**INSTRUCTIONS TO FOLLOW**
Make an exact copy of all the entries below, with the pictures left out.

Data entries
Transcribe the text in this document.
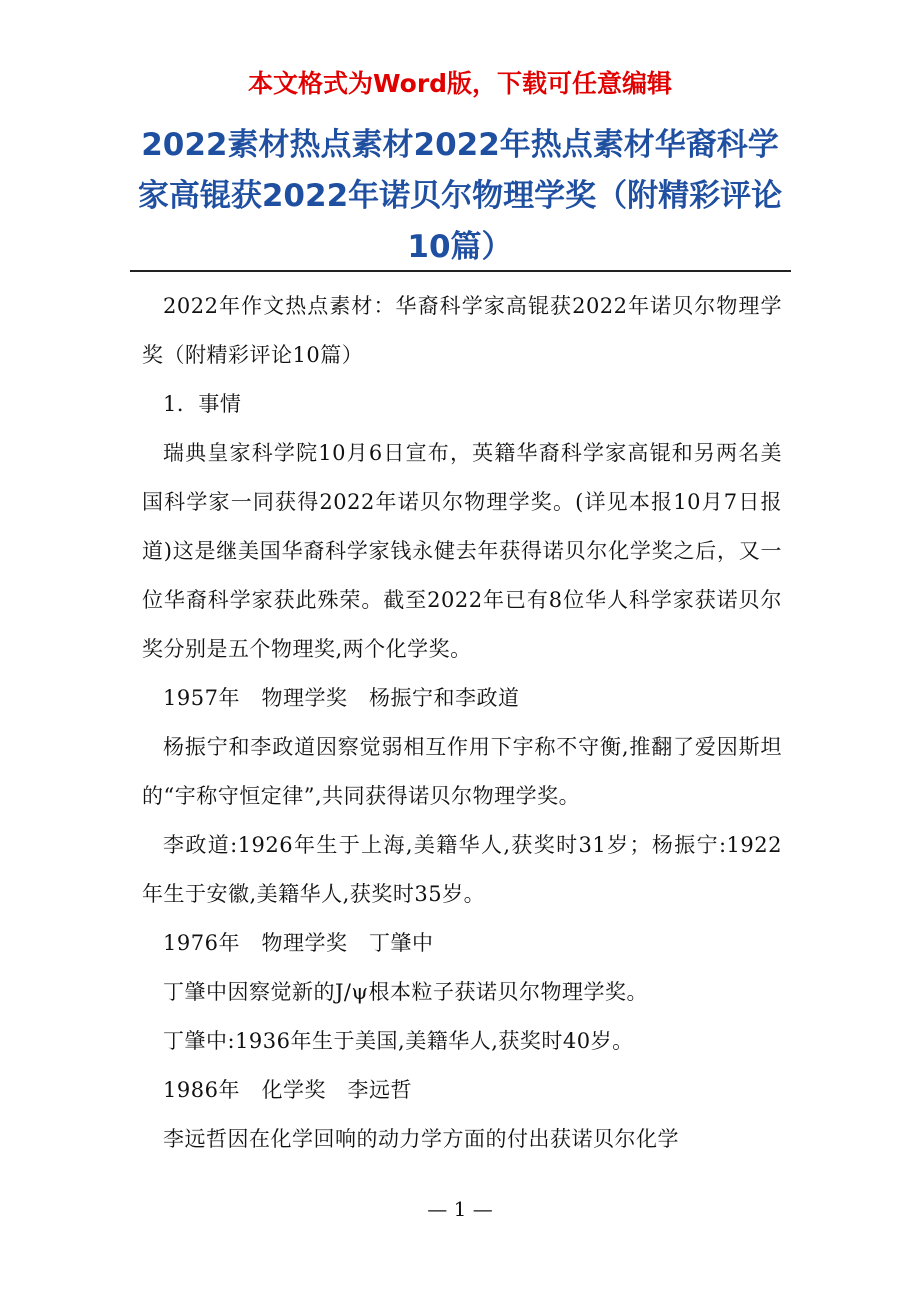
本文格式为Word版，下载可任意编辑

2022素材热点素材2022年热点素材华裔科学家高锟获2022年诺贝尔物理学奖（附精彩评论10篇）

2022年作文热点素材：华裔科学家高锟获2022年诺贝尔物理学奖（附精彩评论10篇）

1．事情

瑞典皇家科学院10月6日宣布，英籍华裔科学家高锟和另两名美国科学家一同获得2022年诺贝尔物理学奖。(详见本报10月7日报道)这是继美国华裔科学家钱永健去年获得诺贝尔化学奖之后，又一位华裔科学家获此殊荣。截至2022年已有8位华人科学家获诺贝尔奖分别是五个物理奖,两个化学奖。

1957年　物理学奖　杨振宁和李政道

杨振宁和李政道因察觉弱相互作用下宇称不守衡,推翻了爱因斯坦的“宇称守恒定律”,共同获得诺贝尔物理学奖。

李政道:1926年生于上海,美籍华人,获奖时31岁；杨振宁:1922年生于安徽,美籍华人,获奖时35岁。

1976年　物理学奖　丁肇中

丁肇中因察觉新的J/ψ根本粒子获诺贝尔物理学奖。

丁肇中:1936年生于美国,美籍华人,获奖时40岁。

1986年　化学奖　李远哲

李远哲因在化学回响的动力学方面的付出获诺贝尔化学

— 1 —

**RESULT FOR THIS TASK**
Transcribe the text in this document.
本文格式为Word版，下载可任意编辑

2022素材热点素材2022年热点素材华裔科学家高锟获2022年诺贝尔物理学奖（附精彩评论10篇）

2022年作文热点素材：华裔科学家高锟获2022年诺贝尔物理学奖（附精彩评论10篇）

1．事情

瑞典皇家科学院10月6日宣布，英籍华裔科学家高锟和另两名美国科学家一同获得2022年诺贝尔物理学奖。(详见本报10月7日报道)这是继美国华裔科学家钱永健去年获得诺贝尔化学奖之后，又一位华裔科学家获此殊荣。截至2022年已有8位华人科学家获诺贝尔奖分别是五个物理奖,两个化学奖。

1957年　物理学奖　杨振宁和李政道

杨振宁和李政道因察觉弱相互作用下宇称不守衡,推翻了爱因斯坦的“宇称守恒定律”,共同获得诺贝尔物理学奖。

李政道:1926年生于上海,美籍华人,获奖时31岁；杨振宁:1922年生于安徽,美籍华人,获奖时35岁。

1976年　物理学奖　丁肇中

丁肇中因察觉新的J/ψ根本粒子获诺贝尔物理学奖。

丁肇中:1936年生于美国,美籍华人,获奖时40岁。

1986年　化学奖　李远哲

李远哲因在化学回响的动力学方面的付出获诺贝尔化学

— 1 —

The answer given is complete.